## Written exercise
Produce an exact copy of all the data below, dropping every image.

* * * * * * *

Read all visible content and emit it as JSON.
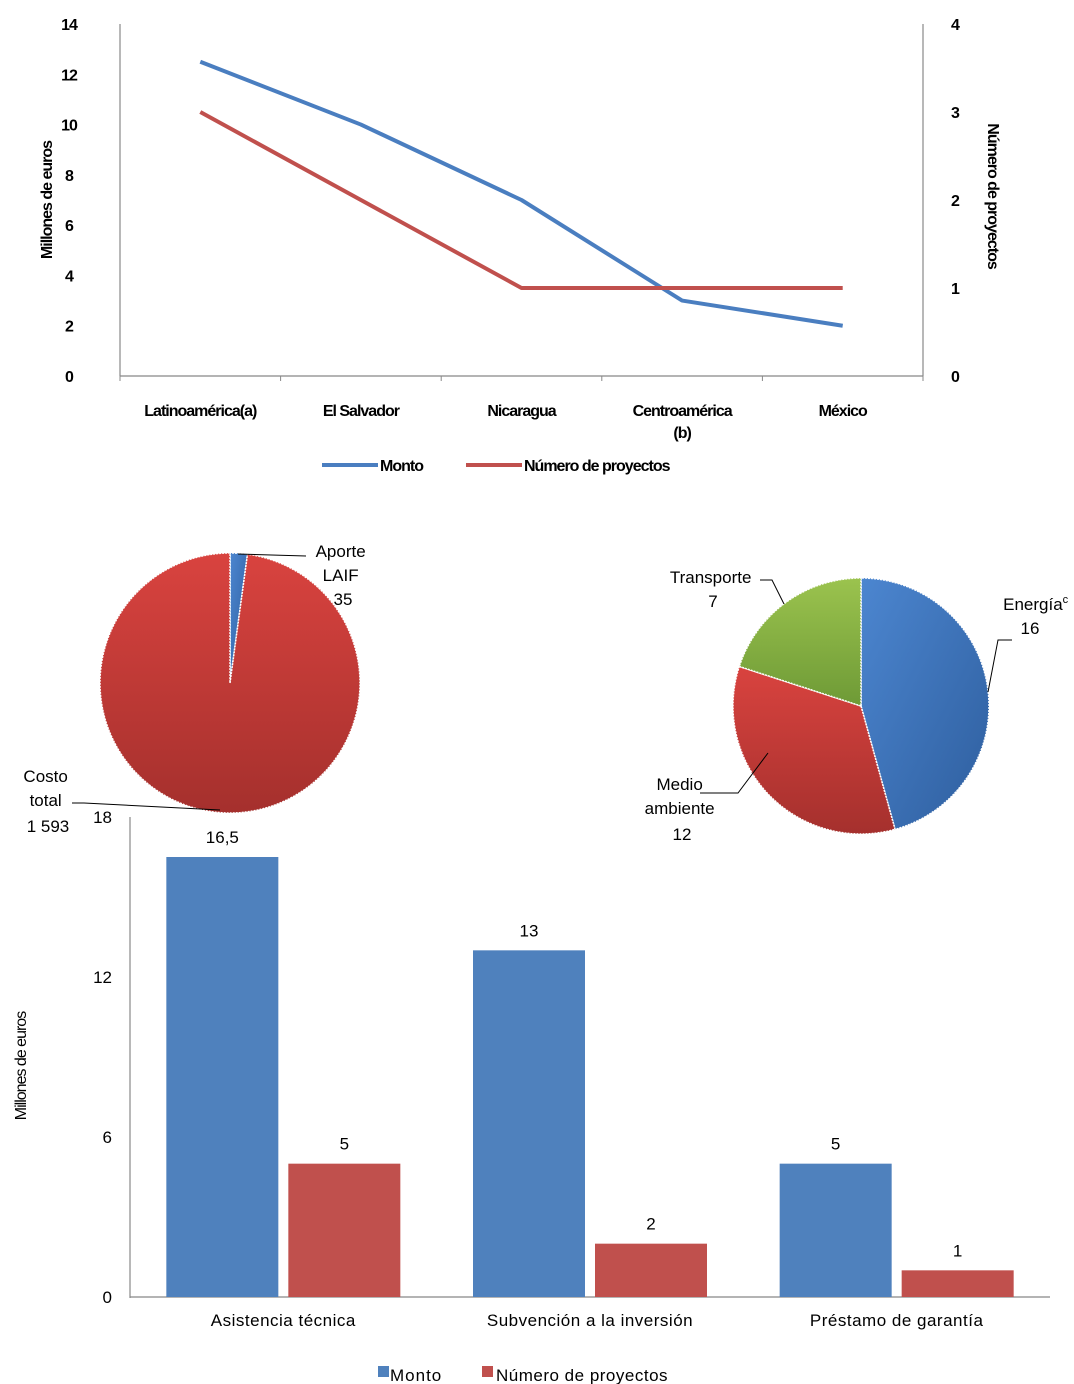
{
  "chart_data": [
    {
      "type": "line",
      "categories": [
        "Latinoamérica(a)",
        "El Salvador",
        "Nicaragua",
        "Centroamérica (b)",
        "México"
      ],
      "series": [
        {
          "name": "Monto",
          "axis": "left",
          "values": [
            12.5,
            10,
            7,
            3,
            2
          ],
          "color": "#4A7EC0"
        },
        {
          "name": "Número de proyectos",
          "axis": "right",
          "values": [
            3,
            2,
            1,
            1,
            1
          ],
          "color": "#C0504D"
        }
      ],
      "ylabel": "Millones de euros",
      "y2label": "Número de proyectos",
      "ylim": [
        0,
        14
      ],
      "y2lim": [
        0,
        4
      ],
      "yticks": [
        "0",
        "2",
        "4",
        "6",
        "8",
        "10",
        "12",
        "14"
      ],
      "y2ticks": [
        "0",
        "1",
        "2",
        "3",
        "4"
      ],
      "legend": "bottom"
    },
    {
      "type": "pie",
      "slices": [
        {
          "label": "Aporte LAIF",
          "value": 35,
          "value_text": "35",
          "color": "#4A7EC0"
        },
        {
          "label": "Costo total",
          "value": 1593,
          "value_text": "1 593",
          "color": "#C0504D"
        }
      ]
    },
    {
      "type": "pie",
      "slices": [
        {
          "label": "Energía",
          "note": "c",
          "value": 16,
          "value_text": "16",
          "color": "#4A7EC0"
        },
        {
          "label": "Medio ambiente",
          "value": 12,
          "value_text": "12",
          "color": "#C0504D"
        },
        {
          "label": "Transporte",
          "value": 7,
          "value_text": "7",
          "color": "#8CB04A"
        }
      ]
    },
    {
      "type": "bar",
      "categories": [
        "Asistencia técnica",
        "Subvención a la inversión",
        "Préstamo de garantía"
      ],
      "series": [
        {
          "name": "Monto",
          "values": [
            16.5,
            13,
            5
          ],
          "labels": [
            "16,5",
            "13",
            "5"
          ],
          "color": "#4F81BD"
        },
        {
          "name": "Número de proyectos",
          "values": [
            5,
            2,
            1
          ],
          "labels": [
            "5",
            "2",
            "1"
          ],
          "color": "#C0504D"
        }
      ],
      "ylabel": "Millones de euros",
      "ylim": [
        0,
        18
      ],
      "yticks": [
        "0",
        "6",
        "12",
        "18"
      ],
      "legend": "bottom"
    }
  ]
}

* * * * * * *

## Output for this exercise
Read all visible content and emit it as JSON.
{
  "chart_data": [
    {
      "type": "line",
      "categories": [
        "Latinoamérica(a)",
        "El Salvador",
        "Nicaragua",
        "Centroamérica (b)",
        "México"
      ],
      "series": [
        {
          "name": "Monto",
          "axis": "left",
          "values": [
            12.5,
            10,
            7,
            3,
            2
          ],
          "color": "#4A7EC0"
        },
        {
          "name": "Número de proyectos",
          "axis": "right",
          "values": [
            3,
            2,
            1,
            1,
            1
          ],
          "color": "#C0504D"
        }
      ],
      "ylabel": "Millones de euros",
      "y2label": "Número de proyectos",
      "ylim": [
        0,
        14
      ],
      "y2lim": [
        0,
        4
      ],
      "yticks": [
        "0",
        "2",
        "4",
        "6",
        "8",
        "10",
        "12",
        "14"
      ],
      "y2ticks": [
        "0",
        "1",
        "2",
        "3",
        "4"
      ],
      "legend": "bottom"
    },
    {
      "type": "pie",
      "slices": [
        {
          "label": "Aporte LAIF",
          "value": 35,
          "value_text": "35",
          "color": "#4A7EC0"
        },
        {
          "label": "Costo total",
          "value": 1593,
          "value_text": "1 593",
          "color": "#C0504D"
        }
      ]
    },
    {
      "type": "pie",
      "slices": [
        {
          "label": "Energía",
          "note": "c",
          "value": 16,
          "value_text": "16",
          "color": "#4A7EC0"
        },
        {
          "label": "Medio ambiente",
          "value": 12,
          "value_text": "12",
          "color": "#C0504D"
        },
        {
          "label": "Transporte",
          "value": 7,
          "value_text": "7",
          "color": "#8CB04A"
        }
      ]
    },
    {
      "type": "bar",
      "categories": [
        "Asistencia técnica",
        "Subvención a la inversión",
        "Préstamo de garantía"
      ],
      "series": [
        {
          "name": "Monto",
          "values": [
            16.5,
            13,
            5
          ],
          "labels": [
            "16,5",
            "13",
            "5"
          ],
          "color": "#4F81BD"
        },
        {
          "name": "Número de proyectos",
          "values": [
            5,
            2,
            1
          ],
          "labels": [
            "5",
            "2",
            "1"
          ],
          "color": "#C0504D"
        }
      ],
      "ylabel": "Millones de euros",
      "ylim": [
        0,
        18
      ],
      "yticks": [
        "0",
        "6",
        "12",
        "18"
      ],
      "legend": "bottom"
    }
  ]
}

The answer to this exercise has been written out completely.